DATA IN THIS EXERCISE:
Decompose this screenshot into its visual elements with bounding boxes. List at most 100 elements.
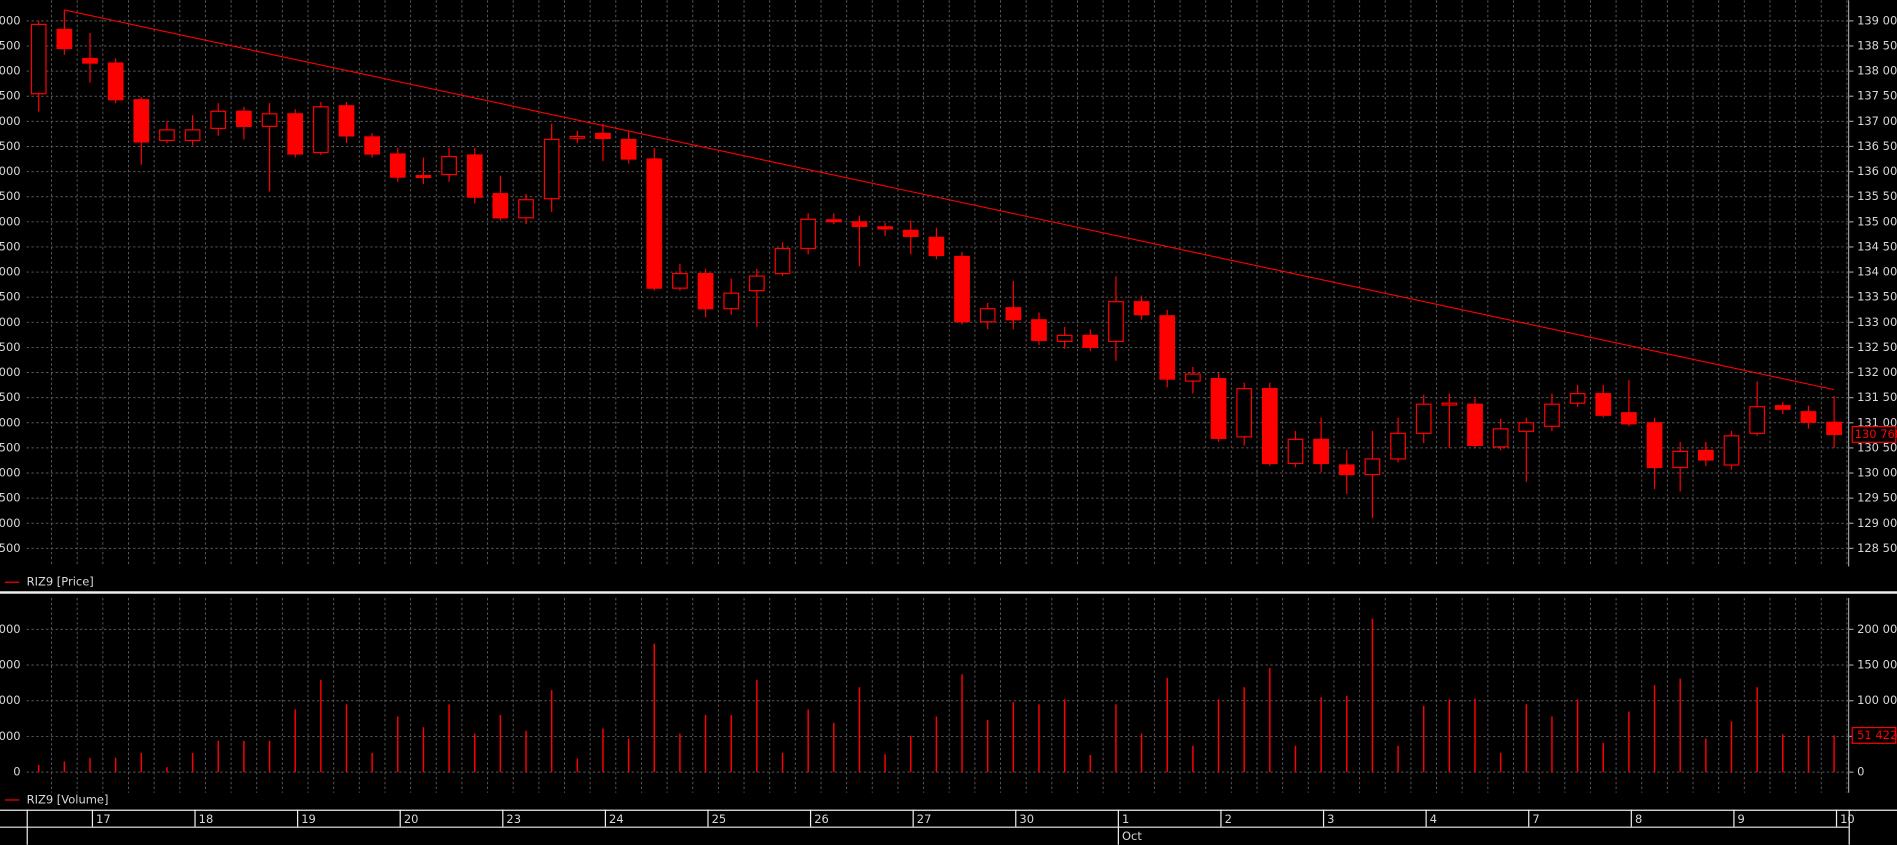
candle-body: [877, 226, 893, 230]
candle-body: [1210, 377, 1227, 439]
y-tick-label: 135 500: [1857, 189, 1897, 203]
x-tick-label: 26: [814, 812, 829, 826]
candle-body: [1800, 411, 1817, 423]
y-tick-label: 132 000: [1857, 365, 1897, 379]
y-tick-label-left: 137 500: [0, 89, 21, 103]
x-tick-label: 8: [1635, 812, 1642, 826]
y-tick-label: 129 500: [1857, 491, 1897, 505]
y-tick-label-left: 137 000: [0, 114, 21, 128]
candle-body: [1518, 422, 1535, 432]
y-tick-label-left: 138 500: [0, 38, 21, 52]
y-tick-label-left: 128 500: [0, 541, 21, 555]
candle-body: [825, 219, 842, 223]
volume-legend: RIZ9 [Volume]: [27, 792, 109, 806]
y-tick-label-left: 135 500: [0, 189, 21, 203]
candle-body: [441, 155, 457, 176]
candle-body: [1005, 307, 1022, 321]
candle-body: [1672, 450, 1689, 469]
y-tick-label: 134 000: [1857, 265, 1897, 279]
y-tick-label-left: 0: [13, 765, 20, 779]
candle-body: [1621, 412, 1637, 425]
candle-body: [800, 218, 817, 250]
y-tick-label: 0: [1857, 765, 1864, 779]
candle-body: [1723, 435, 1740, 466]
candle-body: [723, 292, 740, 310]
candle-body: [697, 272, 714, 310]
candle-body: [1338, 464, 1355, 476]
y-tick-label: 138 500: [1857, 38, 1897, 52]
candle-body: [1185, 373, 1201, 382]
candle-body: [518, 199, 534, 219]
candle-body: [1364, 458, 1381, 476]
candle-body: [287, 113, 304, 155]
time-axis-frame: [0, 809, 1897, 845]
candle-body: [1261, 388, 1278, 465]
candle-body: [210, 110, 227, 129]
x-tick-label: 25: [712, 812, 727, 826]
candle-body: [236, 110, 252, 127]
y-tick-label-left: 133 000: [0, 315, 21, 329]
y-tick-label-left: 136 000: [0, 164, 21, 178]
x-tick-label: 7: [1532, 812, 1539, 826]
y-tick-label-left: 133 500: [0, 290, 21, 304]
candle-body: [133, 99, 150, 143]
candle-body: [312, 106, 329, 154]
candle-body: [1159, 315, 1176, 380]
y-tick-label: 133 500: [1857, 290, 1897, 304]
candle-body: [774, 247, 791, 275]
x-tick-label: 4: [1430, 812, 1437, 826]
x-tick-label: 24: [609, 812, 624, 826]
y-tick-label-left: 150 000: [0, 658, 21, 672]
candle-body: [415, 175, 432, 179]
month-label: Oct: [1122, 829, 1142, 843]
y-tick-label-left: 138 000: [0, 64, 21, 78]
trend-line: [64, 9, 1835, 391]
y-tick-label: 131 000: [1857, 415, 1897, 429]
y-tick-label: 138 000: [1857, 64, 1897, 78]
y-tick-label: 136 000: [1857, 164, 1897, 178]
y-tick-label-left: 134 500: [0, 239, 21, 253]
x-tick-label: 2: [1225, 812, 1232, 826]
candle-body: [595, 132, 611, 140]
x-tick-label: 30: [1019, 812, 1034, 826]
candle-body: [569, 135, 586, 139]
x-tick-label: 20: [404, 812, 419, 826]
y-tick-label-left: 129 500: [0, 491, 21, 505]
candle-body: [672, 272, 688, 289]
candle-body: [1544, 403, 1560, 427]
y-tick-label: 139 000: [1857, 13, 1897, 27]
candle-body: [1826, 421, 1842, 436]
y-tick-label-left: 130 500: [0, 440, 21, 454]
y-tick-label-left: 135 000: [0, 214, 21, 228]
x-tick-label: 18: [199, 812, 214, 826]
y-tick-label-left: 129 000: [0, 516, 21, 530]
last-volume-box: [1851, 726, 1897, 744]
y-tick-label-left: 132 500: [0, 340, 21, 354]
y-tick-label-left: 132 000: [0, 365, 21, 379]
candle-body: [261, 113, 278, 127]
y-tick-label: 130 500: [1857, 440, 1897, 454]
y-tick-label-left: 131 500: [0, 390, 21, 404]
candle-body: [1774, 405, 1791, 410]
y-tick-label: 134 500: [1857, 239, 1897, 253]
price-legend: RIZ9 [Price]: [27, 575, 94, 589]
y-tick-label: 137 000: [1857, 114, 1897, 128]
candle-body: [159, 129, 175, 142]
candle-body: [1697, 449, 1714, 461]
y-tick-label: 150 000: [1857, 658, 1897, 672]
candle-body: [851, 221, 868, 227]
candle-body: [620, 138, 637, 160]
candle-body: [1031, 319, 1047, 341]
candle-body: [30, 23, 47, 95]
x-tick-label: 9: [1738, 812, 1745, 826]
y-tick-label: 133 000: [1857, 315, 1897, 329]
y-tick-label-left: 100 000: [0, 693, 21, 707]
y-tick-label-left: 130 000: [0, 466, 21, 480]
candle-body: [466, 154, 483, 198]
y-tick-label: 136 500: [1857, 139, 1897, 153]
last-price-label: 130 768: [1855, 427, 1897, 441]
candle-body: [338, 105, 355, 137]
candle-body: [56, 28, 73, 50]
candle-body: [1313, 438, 1329, 465]
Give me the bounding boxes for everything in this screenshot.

WHAT YOU NEED TO DO:
Please rewrite all of the rows above, changing every "candle-body" to "candlestick-body" and leaving everything else the same. Omit the pictures from your answer.

THE COMPLETED TASK:
Decompose this screenshot into its visual elements with bounding boxes. List at most 100 elements.
candlestick-body: [877, 226, 893, 230]
candlestick-body: [1210, 377, 1227, 439]
y-tick-label: 135 500: [1857, 189, 1897, 203]
x-tick-label: 26: [814, 812, 829, 826]
candlestick-body: [1800, 411, 1817, 423]
y-tick-label: 132 000: [1857, 365, 1897, 379]
y-tick-label-left: 137 500: [0, 89, 21, 103]
x-tick-label: 8: [1635, 812, 1642, 826]
y-tick-label: 129 500: [1857, 491, 1897, 505]
y-tick-label-left: 137 000: [0, 114, 21, 128]
candlestick-body: [1518, 422, 1535, 432]
y-tick-label-left: 138 500: [0, 38, 21, 52]
y-tick-label-left: 128 500: [0, 541, 21, 555]
candlestick-body: [825, 219, 842, 223]
volume-legend: RIZ9 [Volume]: [27, 792, 109, 806]
y-tick-label-left: 135 500: [0, 189, 21, 203]
candlestick-body: [441, 155, 457, 176]
candlestick-body: [1005, 307, 1022, 321]
candlestick-body: [1672, 450, 1689, 469]
y-tick-label: 134 000: [1857, 265, 1897, 279]
y-tick-label-left: 0: [13, 765, 20, 779]
candlestick-body: [1621, 412, 1637, 425]
candlestick-body: [800, 218, 817, 250]
y-tick-label: 0: [1857, 765, 1864, 779]
candlestick-body: [1723, 435, 1740, 466]
candlestick-body: [723, 292, 740, 310]
candlestick-body: [697, 272, 714, 310]
candlestick-body: [1338, 464, 1355, 476]
y-tick-label: 138 500: [1857, 38, 1897, 52]
candlestick-body: [1185, 373, 1201, 382]
candlestick-body: [518, 199, 534, 219]
candlestick-body: [1364, 458, 1381, 476]
candlestick-body: [287, 113, 304, 155]
time-axis-frame: [0, 809, 1897, 845]
candlestick-body: [1261, 388, 1278, 465]
candlestick-body: [210, 110, 227, 129]
x-tick-label: 25: [712, 812, 727, 826]
candlestick-body: [236, 110, 252, 127]
y-tick-label-left: 133 000: [0, 315, 21, 329]
y-tick-label-left: 136 000: [0, 164, 21, 178]
x-tick-label: 7: [1532, 812, 1539, 826]
y-tick-label-left: 133 500: [0, 290, 21, 304]
candlestick-body: [133, 99, 150, 143]
candlestick-body: [312, 106, 329, 154]
candlestick-body: [1159, 315, 1176, 380]
y-tick-label: 133 500: [1857, 290, 1897, 304]
candlestick-body: [774, 247, 791, 275]
x-tick-label: 4: [1430, 812, 1437, 826]
x-tick-label: 24: [609, 812, 624, 826]
y-tick-label-left: 150 000: [0, 658, 21, 672]
candlestick-body: [415, 175, 432, 179]
month-label: Oct: [1122, 829, 1142, 843]
y-tick-label-left: 138 000: [0, 64, 21, 78]
trend-line: [64, 9, 1835, 391]
y-tick-label: 131 000: [1857, 415, 1897, 429]
y-tick-label: 138 000: [1857, 64, 1897, 78]
y-tick-label: 136 000: [1857, 164, 1897, 178]
y-tick-label-left: 134 500: [0, 239, 21, 253]
x-tick-label: 2: [1225, 812, 1232, 826]
candlestick-body: [595, 132, 611, 140]
x-tick-label: 30: [1019, 812, 1034, 826]
candlestick-body: [569, 135, 586, 139]
x-tick-label: 20: [404, 812, 419, 826]
y-tick-label-left: 129 500: [0, 491, 21, 505]
candlestick-body: [672, 272, 688, 289]
candlestick-body: [1544, 403, 1560, 427]
y-tick-label: 139 000: [1857, 13, 1897, 27]
candlestick-body: [1826, 421, 1842, 436]
y-tick-label-left: 130 500: [0, 440, 21, 454]
y-tick-label-left: 135 000: [0, 214, 21, 228]
x-tick-label: 18: [199, 812, 214, 826]
y-tick-label-left: 129 000: [0, 516, 21, 530]
last-volume-box: [1851, 726, 1897, 744]
y-tick-label-left: 132 500: [0, 340, 21, 354]
y-tick-label-left: 132 000: [0, 365, 21, 379]
candlestick-body: [261, 113, 278, 127]
y-tick-label: 130 500: [1857, 440, 1897, 454]
y-tick-label-left: 131 500: [0, 390, 21, 404]
candlestick-body: [1774, 405, 1791, 410]
y-tick-label: 134 500: [1857, 239, 1897, 253]
price-legend: RIZ9 [Price]: [27, 575, 94, 589]
y-tick-label: 137 000: [1857, 114, 1897, 128]
candlestick-body: [159, 129, 175, 142]
candlestick-body: [1697, 449, 1714, 461]
y-tick-label: 150 000: [1857, 658, 1897, 672]
candlestick-body: [851, 221, 868, 227]
candlestick-body: [620, 138, 637, 160]
candlestick-body: [1031, 319, 1047, 341]
candlestick-body: [30, 23, 47, 95]
x-tick-label: 9: [1738, 812, 1745, 826]
y-tick-label: 133 000: [1857, 315, 1897, 329]
y-tick-label-left: 100 000: [0, 693, 21, 707]
y-tick-label-left: 130 000: [0, 466, 21, 480]
candlestick-body: [466, 154, 483, 198]
y-tick-label: 136 500: [1857, 139, 1897, 153]
last-price-label: 130 768: [1855, 427, 1897, 441]
candlestick-body: [338, 105, 355, 137]
candlestick-body: [56, 28, 73, 50]
candlestick-body: [1313, 438, 1329, 465]
Give me the bounding boxes for everything in this screenshot.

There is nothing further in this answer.